**Aim:**
The records below must be duplicated exactly, character for character.
Begin Source records
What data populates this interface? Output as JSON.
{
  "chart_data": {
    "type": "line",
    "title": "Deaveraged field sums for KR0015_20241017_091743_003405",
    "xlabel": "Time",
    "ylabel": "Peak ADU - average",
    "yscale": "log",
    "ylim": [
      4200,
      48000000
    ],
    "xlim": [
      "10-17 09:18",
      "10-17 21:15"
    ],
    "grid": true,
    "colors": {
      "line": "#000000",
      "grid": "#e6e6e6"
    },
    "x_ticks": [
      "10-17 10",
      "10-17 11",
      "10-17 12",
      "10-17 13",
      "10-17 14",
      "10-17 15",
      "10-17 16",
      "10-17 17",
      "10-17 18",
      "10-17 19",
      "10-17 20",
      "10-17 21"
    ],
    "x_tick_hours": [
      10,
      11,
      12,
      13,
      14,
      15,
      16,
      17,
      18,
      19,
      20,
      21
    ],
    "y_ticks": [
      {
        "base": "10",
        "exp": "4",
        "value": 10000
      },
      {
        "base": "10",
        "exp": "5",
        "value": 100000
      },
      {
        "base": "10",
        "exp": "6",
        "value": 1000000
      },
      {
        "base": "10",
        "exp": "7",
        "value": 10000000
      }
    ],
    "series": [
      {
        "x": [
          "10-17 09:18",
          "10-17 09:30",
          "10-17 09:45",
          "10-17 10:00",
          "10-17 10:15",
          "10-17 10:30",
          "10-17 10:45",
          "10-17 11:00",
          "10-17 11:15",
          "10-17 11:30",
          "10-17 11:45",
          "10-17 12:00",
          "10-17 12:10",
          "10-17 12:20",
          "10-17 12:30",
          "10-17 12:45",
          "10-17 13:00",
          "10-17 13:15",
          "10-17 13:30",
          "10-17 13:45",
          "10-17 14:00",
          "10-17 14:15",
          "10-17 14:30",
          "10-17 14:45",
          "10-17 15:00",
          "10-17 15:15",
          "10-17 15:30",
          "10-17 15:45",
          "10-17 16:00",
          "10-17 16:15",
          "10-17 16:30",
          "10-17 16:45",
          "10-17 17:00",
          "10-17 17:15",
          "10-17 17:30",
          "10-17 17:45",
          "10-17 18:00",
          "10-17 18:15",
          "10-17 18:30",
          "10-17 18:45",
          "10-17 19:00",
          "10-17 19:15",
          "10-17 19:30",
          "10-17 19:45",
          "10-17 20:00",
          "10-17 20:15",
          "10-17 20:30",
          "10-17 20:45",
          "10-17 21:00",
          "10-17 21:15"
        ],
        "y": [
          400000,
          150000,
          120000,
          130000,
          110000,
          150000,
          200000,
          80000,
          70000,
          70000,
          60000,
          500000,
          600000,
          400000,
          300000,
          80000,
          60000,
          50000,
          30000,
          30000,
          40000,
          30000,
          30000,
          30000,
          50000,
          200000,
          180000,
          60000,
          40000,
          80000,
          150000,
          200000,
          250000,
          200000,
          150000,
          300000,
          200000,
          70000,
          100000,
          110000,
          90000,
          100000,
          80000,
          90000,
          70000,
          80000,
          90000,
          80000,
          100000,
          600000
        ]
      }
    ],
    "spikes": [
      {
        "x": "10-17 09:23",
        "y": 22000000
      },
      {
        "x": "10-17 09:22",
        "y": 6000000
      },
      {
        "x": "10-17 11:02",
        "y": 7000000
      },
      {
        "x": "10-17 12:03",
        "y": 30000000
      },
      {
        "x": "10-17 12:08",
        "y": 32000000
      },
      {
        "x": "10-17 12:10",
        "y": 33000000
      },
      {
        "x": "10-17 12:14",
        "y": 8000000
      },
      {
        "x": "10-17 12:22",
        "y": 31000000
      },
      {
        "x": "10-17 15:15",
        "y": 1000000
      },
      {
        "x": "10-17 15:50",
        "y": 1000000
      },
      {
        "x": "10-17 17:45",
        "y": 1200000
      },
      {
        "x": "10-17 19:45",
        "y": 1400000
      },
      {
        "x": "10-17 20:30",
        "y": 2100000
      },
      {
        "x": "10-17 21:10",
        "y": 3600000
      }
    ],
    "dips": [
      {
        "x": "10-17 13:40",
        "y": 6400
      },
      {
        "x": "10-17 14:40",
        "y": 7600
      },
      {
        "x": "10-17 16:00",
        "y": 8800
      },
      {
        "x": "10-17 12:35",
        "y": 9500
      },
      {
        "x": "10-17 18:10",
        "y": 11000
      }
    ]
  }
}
End Source records
**Answer to this task:**
What data populates this interface? Output as JSON.
{
  "chart_data": {
    "type": "line",
    "title": "Deaveraged field sums for KR0015_20241017_091743_003405",
    "xlabel": "Time",
    "ylabel": "Peak ADU - average",
    "yscale": "log",
    "ylim": [
      4200,
      48000000
    ],
    "xlim": [
      "10-17 09:18",
      "10-17 21:15"
    ],
    "grid": true,
    "colors": {
      "line": "#000000",
      "grid": "#e6e6e6"
    },
    "x_ticks": [
      "10-17 10",
      "10-17 11",
      "10-17 12",
      "10-17 13",
      "10-17 14",
      "10-17 15",
      "10-17 16",
      "10-17 17",
      "10-17 18",
      "10-17 19",
      "10-17 20",
      "10-17 21"
    ],
    "x_tick_hours": [
      10,
      11,
      12,
      13,
      14,
      15,
      16,
      17,
      18,
      19,
      20,
      21
    ],
    "y_ticks": [
      {
        "base": "10",
        "exp": "4",
        "value": 10000
      },
      {
        "base": "10",
        "exp": "5",
        "value": 100000
      },
      {
        "base": "10",
        "exp": "6",
        "value": 1000000
      },
      {
        "base": "10",
        "exp": "7",
        "value": 10000000
      }
    ],
    "series": [
      {
        "x": [
          "10-17 09:18",
          "10-17 09:30",
          "10-17 09:45",
          "10-17 10:00",
          "10-17 10:15",
          "10-17 10:30",
          "10-17 10:45",
          "10-17 11:00",
          "10-17 11:15",
          "10-17 11:30",
          "10-17 11:45",
          "10-17 12:00",
          "10-17 12:10",
          "10-17 12:20",
          "10-17 12:30",
          "10-17 12:45",
          "10-17 13:00",
          "10-17 13:15",
          "10-17 13:30",
          "10-17 13:45",
          "10-17 14:00",
          "10-17 14:15",
          "10-17 14:30",
          "10-17 14:45",
          "10-17 15:00",
          "10-17 15:15",
          "10-17 15:30",
          "10-17 15:45",
          "10-17 16:00",
          "10-17 16:15",
          "10-17 16:30",
          "10-17 16:45",
          "10-17 17:00",
          "10-17 17:15",
          "10-17 17:30",
          "10-17 17:45",
          "10-17 18:00",
          "10-17 18:15",
          "10-17 18:30",
          "10-17 18:45",
          "10-17 19:00",
          "10-17 19:15",
          "10-17 19:30",
          "10-17 19:45",
          "10-17 20:00",
          "10-17 20:15",
          "10-17 20:30",
          "10-17 20:45",
          "10-17 21:00",
          "10-17 21:15"
        ],
        "y": [
          400000,
          150000,
          120000,
          130000,
          110000,
          150000,
          200000,
          80000,
          70000,
          70000,
          60000,
          500000,
          600000,
          400000,
          300000,
          80000,
          60000,
          50000,
          30000,
          30000,
          40000,
          30000,
          30000,
          30000,
          50000,
          200000,
          180000,
          60000,
          40000,
          80000,
          150000,
          200000,
          250000,
          200000,
          150000,
          300000,
          200000,
          70000,
          100000,
          110000,
          90000,
          100000,
          80000,
          90000,
          70000,
          80000,
          90000,
          80000,
          100000,
          600000
        ]
      }
    ],
    "spikes": [
      {
        "x": "10-17 09:23",
        "y": 22000000
      },
      {
        "x": "10-17 09:22",
        "y": 6000000
      },
      {
        "x": "10-17 11:02",
        "y": 7000000
      },
      {
        "x": "10-17 12:03",
        "y": 30000000
      },
      {
        "x": "10-17 12:08",
        "y": 32000000
      },
      {
        "x": "10-17 12:10",
        "y": 33000000
      },
      {
        "x": "10-17 12:14",
        "y": 8000000
      },
      {
        "x": "10-17 12:22",
        "y": 31000000
      },
      {
        "x": "10-17 15:15",
        "y": 1000000
      },
      {
        "x": "10-17 15:50",
        "y": 1000000
      },
      {
        "x": "10-17 17:45",
        "y": 1200000
      },
      {
        "x": "10-17 19:45",
        "y": 1400000
      },
      {
        "x": "10-17 20:30",
        "y": 2100000
      },
      {
        "x": "10-17 21:10",
        "y": 3600000
      }
    ],
    "dips": [
      {
        "x": "10-17 13:40",
        "y": 6400
      },
      {
        "x": "10-17 14:40",
        "y": 7600
      },
      {
        "x": "10-17 16:00",
        "y": 8800
      },
      {
        "x": "10-17 12:35",
        "y": 9500
      },
      {
        "x": "10-17 18:10",
        "y": 11000
      }
    ]
  }
}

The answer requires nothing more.